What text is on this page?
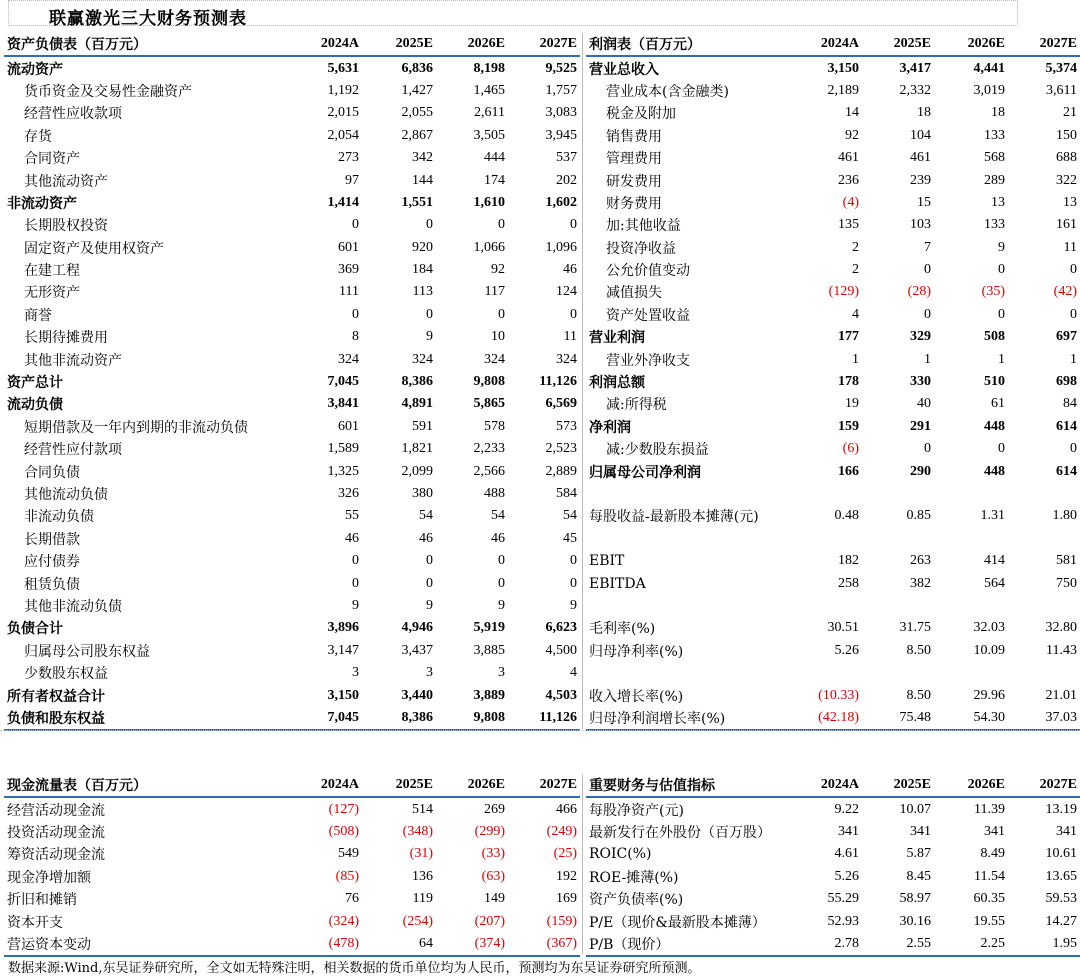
联赢激光三大财务预测表
资产负债表（百万元）	2024A	2025E	2026E	2027E
流动资产	5,631	6,836	8,198	9,525
货币资金及交易性金融资产	1,192	1,427	1,465	1,757
经营性应收款项	2,015	2,055	2,611	3,083
存货	2,054	2,867	3,505	3,945
合同资产	273	342	444	537
其他流动资产	97	144	174	202
非流动资产	1,414	1,551	1,610	1,602
长期股权投资	0	0	0	0
固定资产及使用权资产	601	920	1,066	1,096
在建工程	369	184	92	46
无形资产	111	113	117	124
商誉	0	0	0	0
长期待摊费用	8	9	10	11
其他非流动资产	324	324	324	324
资产总计	7,045	8,386	9,808	11,126
流动负债	3,841	4,891	5,865	6,569
短期借款及一年内到期的非流动负债	601	591	578	573
经营性应付款项	1,589	1,821	2,233	2,523
合同负债	1,325	2,099	2,566	2,889
其他流动负债	326	380	488	584
非流动负债	55	54	54	54
长期借款	46	46	46	45
应付债券	0	0	0	0
租赁负债	0	0	0	0
其他非流动负债	9	9	9	9
负债合计	3,896	4,946	5,919	6,623
归属母公司股东权益	3,147	3,437	3,885	4,500
少数股东权益	3	3	3	4
所有者权益合计	3,150	3,440	3,889	4,503
负债和股东权益	7,045	8,386	9,808	11,126
利润表（百万元）	2024A	2025E	2026E	2027E
营业总收入	3,150	3,417	4,441	5,374
营业成本(含金融类)	2,189	2,332	3,019	3,611
税金及附加	14	18	18	21
销售费用	92	104	133	150
管理费用	461	461	568	688
研发费用	236	239	289	322
财务费用	(4)	15	13	13
加:其他收益	135	103	133	161
投资净收益	2	7	9	11
公允价值变动	2	0	0	0
减值损失	(129)	(28)	(35)	(42)
资产处置收益	4	0	0	0
营业利润	177	329	508	697
营业外净收支	1	1	1	1
利润总额	178	330	510	698
减:所得税	19	40	61	84
净利润	159	291	448	614
减:少数股东损益	(6)	0	0	0
归属母公司净利润	166	290	448	614

每股收益-最新股本摊薄(元)	0.48	0.85	1.31	1.80

EBIT	182	263	414	581
EBITDA	258	382	564	750

毛利率(%)	30.51	31.75	32.03	32.80
归母净利率(%)	5.26	8.50	10.09	11.43

收入增长率(%)	(10.33)	8.50	29.96	21.01
归母净利润增长率(%)	(42.18)	75.48	54.30	37.03
现金流量表（百万元）	2024A	2025E	2026E	2027E
经营活动现金流	(127)	514	269	466
投资活动现金流	(508)	(348)	(299)	(249)
筹资活动现金流	549	(31)	(33)	(25)
现金净增加额	(85)	136	(63)	192
折旧和摊销	76	119	149	169
资本开支	(324)	(254)	(207)	(159)
营运资本变动	(478)	64	(374)	(367)
重要财务与估值指标	2024A	2025E	2026E	2027E
每股净资产(元)	9.22	10.07	11.39	13.19
最新发行在外股份（百万股）	341	341	341	341
ROIC(%)	4.61	5.87	8.49	10.61
ROE-摊薄(%)	5.26	8.45	11.54	13.65
资产负债率(%)	55.29	58.97	60.35	59.53
P/E（现价&最新股本摊薄）	52.93	30.16	19.55	14.27
P/B（现价）	2.78	2.55	2.25	1.95
数据来源:Wind,东吴证券研究所，全文如无特殊注明，相关数据的货币单位均为人民币，预测均为东吴证券研究所预测。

-=-=-

How many lines in these entries contain the string "最新股本摊薄"? State the number and nothing more.

2